• MATERIAL PROVIDED:
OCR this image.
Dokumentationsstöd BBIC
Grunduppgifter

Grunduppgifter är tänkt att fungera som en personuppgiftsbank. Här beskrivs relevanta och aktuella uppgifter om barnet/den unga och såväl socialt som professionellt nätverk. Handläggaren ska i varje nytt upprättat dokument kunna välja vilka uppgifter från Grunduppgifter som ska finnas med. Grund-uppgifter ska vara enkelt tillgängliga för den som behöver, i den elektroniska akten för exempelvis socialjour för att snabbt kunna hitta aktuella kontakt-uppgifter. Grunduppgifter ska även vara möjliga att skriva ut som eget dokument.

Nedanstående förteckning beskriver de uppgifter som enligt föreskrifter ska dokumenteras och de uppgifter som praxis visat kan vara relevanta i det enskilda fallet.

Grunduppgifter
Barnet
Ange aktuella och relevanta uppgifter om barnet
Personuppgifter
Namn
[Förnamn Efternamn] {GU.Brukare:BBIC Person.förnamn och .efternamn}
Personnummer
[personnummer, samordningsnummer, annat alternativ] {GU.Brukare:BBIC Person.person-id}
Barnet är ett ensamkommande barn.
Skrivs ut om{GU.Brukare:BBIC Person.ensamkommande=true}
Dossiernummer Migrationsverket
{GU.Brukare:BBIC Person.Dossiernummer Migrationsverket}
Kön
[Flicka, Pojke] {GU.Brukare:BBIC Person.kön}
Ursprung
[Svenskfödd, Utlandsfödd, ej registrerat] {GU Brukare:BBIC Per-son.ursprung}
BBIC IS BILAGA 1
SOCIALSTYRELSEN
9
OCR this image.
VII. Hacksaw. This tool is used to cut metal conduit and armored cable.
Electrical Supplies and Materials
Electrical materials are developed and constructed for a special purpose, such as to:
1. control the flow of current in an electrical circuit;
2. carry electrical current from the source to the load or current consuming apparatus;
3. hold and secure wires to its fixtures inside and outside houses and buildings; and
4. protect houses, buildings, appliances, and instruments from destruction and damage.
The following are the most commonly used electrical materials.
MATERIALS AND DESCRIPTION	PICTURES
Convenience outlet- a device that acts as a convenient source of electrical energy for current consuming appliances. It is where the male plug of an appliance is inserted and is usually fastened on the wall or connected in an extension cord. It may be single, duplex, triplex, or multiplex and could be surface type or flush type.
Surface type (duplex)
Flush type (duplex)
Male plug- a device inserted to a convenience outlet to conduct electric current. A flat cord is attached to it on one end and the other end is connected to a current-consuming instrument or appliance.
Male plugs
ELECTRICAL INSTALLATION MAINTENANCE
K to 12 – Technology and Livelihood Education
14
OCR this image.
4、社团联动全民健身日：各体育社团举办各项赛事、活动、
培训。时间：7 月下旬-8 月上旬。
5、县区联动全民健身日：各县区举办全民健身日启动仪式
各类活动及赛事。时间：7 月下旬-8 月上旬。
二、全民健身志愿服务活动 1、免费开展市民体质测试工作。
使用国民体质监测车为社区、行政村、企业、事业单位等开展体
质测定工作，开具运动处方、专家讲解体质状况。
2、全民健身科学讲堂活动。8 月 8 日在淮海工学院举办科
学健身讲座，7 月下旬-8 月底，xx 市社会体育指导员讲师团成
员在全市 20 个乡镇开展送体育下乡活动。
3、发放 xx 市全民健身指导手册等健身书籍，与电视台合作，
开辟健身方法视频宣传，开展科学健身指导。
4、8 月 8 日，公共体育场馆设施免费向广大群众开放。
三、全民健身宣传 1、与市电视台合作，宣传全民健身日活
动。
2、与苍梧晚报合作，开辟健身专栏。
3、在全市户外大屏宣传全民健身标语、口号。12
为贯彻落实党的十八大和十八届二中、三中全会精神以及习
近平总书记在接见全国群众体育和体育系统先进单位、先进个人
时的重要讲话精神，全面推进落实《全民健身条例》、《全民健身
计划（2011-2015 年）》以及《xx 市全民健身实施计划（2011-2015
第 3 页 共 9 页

• WRITTEN REQUEST: Retype every record above exactly as written.

• FULL OUTPUT:
OCR this image.
Dokumentationsstöd BBIC
Grunduppgifter

Grunduppgifter är tänkt att fungera som en personuppgiftsbank. Här beskrivs relevanta och aktuella uppgifter om barnet/den unga och såväl socialt som professionellt nätverk. Handläggaren ska i varje nytt upprättat dokument kunna välja vilka uppgifter från Grunduppgifter som ska finnas med. Grund-uppgifter ska vara enkelt tillgängliga för den som behöver, i den elektroniska akten för exempelvis socialjour för att snabbt kunna hitta aktuella kontakt-uppgifter. Grunduppgifter ska även vara möjliga att skriva ut som eget dokument.

Nedanstående förteckning beskriver de uppgifter som enligt föreskrifter ska dokumenteras och de uppgifter som praxis visat kan vara relevanta i det enskilda fallet.

Grunduppgifter
Barnet
Ange aktuella och relevanta uppgifter om barnet
Personuppgifter
Namn
[Förnamn Efternamn] {GU.Brukare:BBIC Person.förnamn och .efternamn}
Personnummer
[personnummer, samordningsnummer, annat alternativ] {GU.Brukare:BBIC Person.person-id}
Barnet är ett ensamkommande barn.
Skrivs ut om{GU.Brukare:BBIC Person.ensamkommande=true}
Dossiernummer Migrationsverket
{GU.Brukare:BBIC Person.Dossiernummer Migrationsverket}
Kön
[Flicka, Pojke] {GU.Brukare:BBIC Person.kön}
Ursprung
[Svenskfödd, Utlandsfödd, ej registrerat] {GU Brukare:BBIC Per-son.ursprung}
BBIC IS BILAGA 1
SOCIALSTYRELSEN
9
OCR this image.
VII. Hacksaw. This tool is used to cut metal conduit and armored cable.
Electrical Supplies and Materials
Electrical materials are developed and constructed for a special purpose, such as to:
1. control the flow of current in an electrical circuit;
2. carry electrical current from the source to the load or current consuming apparatus;
3. hold and secure wires to its fixtures inside and outside houses and buildings; and
4. protect houses, buildings, appliances, and instruments from destruction and damage.
The following are the most commonly used electrical materials.
MATERIALS AND DESCRIPTION	PICTURES
Convenience outlet- a device that acts as a convenient source of electrical energy for current consuming appliances. It is where the male plug of an appliance is inserted and is usually fastened on the wall or connected in an extension cord. It may be single, duplex, triplex, or multiplex and could be surface type or flush type.
Surface type (duplex)
Flush type (duplex)
Male plug- a device inserted to a convenience outlet to conduct electric current. A flat cord is attached to it on one end and the other end is connected to a current-consuming instrument or appliance.
Male plugs
ELECTRICAL INSTALLATION MAINTENANCE
K to 12 – Technology and Livelihood Education
14
OCR this image.
4、社团联动全民健身日：各体育社团举办各项赛事、活动、
培训。时间：7 月下旬-8 月上旬。
5、县区联动全民健身日：各县区举办全民健身日启动仪式
各类活动及赛事。时间：7 月下旬-8 月上旬。
二、全民健身志愿服务活动 1、免费开展市民体质测试工作。
使用国民体质监测车为社区、行政村、企业、事业单位等开展体
质测定工作，开具运动处方、专家讲解体质状况。
2、全民健身科学讲堂活动。8 月 8 日在淮海工学院举办科
学健身讲座，7 月下旬-8 月底，xx 市社会体育指导员讲师团成
员在全市 20 个乡镇开展送体育下乡活动。
3、发放 xx 市全民健身指导手册等健身书籍，与电视台合作，
开辟健身方法视频宣传，开展科学健身指导。
4、8 月 8 日，公共体育场馆设施免费向广大群众开放。
三、全民健身宣传 1、与市电视台合作，宣传全民健身日活
动。
2、与苍梧晚报合作，开辟健身专栏。
3、在全市户外大屏宣传全民健身标语、口号。12
为贯彻落实党的十八大和十八届二中、三中全会精神以及习
近平总书记在接见全国群众体育和体育系统先进单位、先进个人
时的重要讲话精神，全面推进落实《全民健身条例》、《全民健身
计划（2011-2015 年）》以及《xx 市全民健身实施计划（2011-2015
第 3 页 共 9 页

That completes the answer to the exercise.